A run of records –
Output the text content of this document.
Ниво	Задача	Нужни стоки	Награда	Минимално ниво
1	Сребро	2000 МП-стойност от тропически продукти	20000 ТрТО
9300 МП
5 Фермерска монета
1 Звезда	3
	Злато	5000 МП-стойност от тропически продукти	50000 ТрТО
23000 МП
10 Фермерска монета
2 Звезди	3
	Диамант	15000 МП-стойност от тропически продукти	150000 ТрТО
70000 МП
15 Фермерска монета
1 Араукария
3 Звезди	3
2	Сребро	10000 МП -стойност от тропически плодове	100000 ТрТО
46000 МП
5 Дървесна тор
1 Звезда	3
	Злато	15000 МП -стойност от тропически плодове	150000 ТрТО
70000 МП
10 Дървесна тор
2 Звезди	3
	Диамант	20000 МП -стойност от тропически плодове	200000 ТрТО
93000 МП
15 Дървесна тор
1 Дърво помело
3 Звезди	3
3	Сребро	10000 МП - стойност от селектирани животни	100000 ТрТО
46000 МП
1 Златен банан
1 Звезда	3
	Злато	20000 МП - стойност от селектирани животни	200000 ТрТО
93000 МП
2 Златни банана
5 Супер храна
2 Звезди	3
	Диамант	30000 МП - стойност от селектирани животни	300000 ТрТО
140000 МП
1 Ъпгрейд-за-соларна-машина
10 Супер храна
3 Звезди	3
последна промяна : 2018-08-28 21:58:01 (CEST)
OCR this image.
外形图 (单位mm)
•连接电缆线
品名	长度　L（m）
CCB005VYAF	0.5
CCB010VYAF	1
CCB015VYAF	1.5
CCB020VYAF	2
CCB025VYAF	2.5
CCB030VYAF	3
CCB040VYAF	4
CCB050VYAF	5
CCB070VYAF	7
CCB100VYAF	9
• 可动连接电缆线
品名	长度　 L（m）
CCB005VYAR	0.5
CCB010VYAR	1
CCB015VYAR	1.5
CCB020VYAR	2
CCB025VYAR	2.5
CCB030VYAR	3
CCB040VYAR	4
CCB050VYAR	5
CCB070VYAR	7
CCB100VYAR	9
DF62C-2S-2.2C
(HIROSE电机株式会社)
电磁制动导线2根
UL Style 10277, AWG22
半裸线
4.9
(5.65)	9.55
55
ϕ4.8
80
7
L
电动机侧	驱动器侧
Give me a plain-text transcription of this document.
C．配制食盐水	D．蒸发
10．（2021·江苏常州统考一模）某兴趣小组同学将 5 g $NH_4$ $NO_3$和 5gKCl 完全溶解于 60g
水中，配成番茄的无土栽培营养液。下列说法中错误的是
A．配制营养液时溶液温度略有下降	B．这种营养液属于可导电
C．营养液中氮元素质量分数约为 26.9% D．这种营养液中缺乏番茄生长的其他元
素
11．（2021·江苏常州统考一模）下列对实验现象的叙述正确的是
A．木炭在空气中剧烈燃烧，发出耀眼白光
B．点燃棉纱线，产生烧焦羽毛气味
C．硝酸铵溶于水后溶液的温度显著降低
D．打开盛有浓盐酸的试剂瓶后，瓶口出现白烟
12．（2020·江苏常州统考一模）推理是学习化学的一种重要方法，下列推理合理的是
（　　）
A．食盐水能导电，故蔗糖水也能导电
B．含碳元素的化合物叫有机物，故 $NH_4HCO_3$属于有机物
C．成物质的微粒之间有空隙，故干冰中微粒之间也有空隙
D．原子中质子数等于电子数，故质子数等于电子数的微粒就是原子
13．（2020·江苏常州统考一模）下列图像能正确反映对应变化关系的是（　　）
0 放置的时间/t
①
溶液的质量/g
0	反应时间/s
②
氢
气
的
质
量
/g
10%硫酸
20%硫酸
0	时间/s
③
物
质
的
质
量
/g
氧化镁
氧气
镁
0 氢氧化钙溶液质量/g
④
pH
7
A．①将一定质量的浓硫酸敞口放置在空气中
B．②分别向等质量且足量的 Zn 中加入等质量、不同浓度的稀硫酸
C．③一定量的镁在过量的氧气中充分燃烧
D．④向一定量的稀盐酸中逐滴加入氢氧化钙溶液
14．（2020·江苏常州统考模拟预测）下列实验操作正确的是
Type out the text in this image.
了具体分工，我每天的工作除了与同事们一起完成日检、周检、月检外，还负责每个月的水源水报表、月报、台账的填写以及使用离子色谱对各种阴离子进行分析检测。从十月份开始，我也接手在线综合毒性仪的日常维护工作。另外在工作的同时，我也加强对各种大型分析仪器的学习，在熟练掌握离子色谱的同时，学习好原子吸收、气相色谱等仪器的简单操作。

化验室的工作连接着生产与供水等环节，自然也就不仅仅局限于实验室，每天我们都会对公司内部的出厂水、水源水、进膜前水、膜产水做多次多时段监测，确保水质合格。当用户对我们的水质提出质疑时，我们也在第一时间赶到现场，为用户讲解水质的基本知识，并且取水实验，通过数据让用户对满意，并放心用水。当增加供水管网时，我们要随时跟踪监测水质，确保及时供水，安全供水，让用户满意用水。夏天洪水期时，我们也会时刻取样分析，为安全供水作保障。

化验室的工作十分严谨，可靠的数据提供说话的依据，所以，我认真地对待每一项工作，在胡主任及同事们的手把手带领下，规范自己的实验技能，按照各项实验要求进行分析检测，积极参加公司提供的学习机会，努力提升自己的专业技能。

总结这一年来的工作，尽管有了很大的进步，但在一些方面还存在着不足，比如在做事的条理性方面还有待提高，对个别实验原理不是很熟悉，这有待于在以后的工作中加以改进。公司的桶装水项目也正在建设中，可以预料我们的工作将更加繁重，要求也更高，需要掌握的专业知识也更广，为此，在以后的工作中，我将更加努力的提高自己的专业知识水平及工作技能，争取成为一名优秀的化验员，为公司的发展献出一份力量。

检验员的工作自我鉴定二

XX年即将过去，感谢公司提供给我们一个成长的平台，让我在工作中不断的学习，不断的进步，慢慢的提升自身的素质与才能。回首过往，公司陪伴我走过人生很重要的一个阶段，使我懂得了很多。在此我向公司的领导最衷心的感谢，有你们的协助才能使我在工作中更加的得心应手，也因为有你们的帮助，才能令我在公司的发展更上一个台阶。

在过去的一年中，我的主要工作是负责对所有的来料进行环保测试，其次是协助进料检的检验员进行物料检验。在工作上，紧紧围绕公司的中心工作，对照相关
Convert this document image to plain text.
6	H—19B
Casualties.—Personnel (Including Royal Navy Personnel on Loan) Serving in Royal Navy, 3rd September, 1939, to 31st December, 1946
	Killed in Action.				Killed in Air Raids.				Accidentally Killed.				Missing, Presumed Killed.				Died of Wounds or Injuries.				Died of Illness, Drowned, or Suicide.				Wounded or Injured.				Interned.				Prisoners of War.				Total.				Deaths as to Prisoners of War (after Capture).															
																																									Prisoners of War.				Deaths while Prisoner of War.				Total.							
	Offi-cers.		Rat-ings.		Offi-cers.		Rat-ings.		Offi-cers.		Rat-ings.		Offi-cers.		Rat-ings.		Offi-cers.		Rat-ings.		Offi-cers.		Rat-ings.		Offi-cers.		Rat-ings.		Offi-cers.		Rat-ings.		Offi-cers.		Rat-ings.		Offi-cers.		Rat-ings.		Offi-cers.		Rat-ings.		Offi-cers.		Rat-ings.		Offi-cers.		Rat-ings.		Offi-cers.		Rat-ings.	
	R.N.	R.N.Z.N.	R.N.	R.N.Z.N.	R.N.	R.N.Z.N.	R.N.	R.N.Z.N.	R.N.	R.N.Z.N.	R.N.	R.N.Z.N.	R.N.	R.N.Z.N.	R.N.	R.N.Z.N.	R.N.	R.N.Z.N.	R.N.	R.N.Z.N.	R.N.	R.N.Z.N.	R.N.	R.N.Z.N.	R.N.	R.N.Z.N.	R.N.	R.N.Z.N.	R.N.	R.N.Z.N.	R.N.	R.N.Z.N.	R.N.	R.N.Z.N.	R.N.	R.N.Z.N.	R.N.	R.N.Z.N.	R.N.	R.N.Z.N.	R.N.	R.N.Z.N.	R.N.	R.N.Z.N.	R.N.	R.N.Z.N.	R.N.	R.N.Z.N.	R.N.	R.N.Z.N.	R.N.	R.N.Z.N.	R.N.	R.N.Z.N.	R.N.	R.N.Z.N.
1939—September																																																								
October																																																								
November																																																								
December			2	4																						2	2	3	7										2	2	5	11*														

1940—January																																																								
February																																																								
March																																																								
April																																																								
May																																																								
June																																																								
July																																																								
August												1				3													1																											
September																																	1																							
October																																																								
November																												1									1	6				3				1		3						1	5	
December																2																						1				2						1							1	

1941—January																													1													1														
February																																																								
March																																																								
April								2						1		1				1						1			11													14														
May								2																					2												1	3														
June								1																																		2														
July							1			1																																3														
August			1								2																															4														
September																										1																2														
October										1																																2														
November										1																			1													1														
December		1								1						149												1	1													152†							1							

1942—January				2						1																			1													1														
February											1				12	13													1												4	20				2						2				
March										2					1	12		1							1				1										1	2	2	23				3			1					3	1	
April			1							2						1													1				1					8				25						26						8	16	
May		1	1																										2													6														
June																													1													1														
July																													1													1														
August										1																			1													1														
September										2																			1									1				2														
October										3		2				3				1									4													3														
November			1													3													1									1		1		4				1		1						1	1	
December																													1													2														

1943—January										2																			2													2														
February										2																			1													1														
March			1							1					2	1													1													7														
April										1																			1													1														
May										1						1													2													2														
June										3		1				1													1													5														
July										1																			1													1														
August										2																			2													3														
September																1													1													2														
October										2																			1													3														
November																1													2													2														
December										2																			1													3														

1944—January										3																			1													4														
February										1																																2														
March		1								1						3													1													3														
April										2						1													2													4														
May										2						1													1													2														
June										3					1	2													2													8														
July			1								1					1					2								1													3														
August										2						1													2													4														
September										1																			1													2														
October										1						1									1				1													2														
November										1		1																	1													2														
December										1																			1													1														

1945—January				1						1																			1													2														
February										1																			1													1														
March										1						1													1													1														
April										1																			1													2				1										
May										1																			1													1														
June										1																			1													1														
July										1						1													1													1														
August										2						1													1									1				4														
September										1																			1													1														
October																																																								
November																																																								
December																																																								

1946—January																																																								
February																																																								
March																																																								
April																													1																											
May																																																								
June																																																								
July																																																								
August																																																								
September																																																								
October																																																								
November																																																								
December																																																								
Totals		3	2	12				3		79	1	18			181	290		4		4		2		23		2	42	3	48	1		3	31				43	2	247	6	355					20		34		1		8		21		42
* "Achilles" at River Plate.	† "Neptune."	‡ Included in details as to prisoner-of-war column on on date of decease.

Task goal – Give nothing but the count of lines in the listing above that hold the string "ТрТО".

Answer below – 9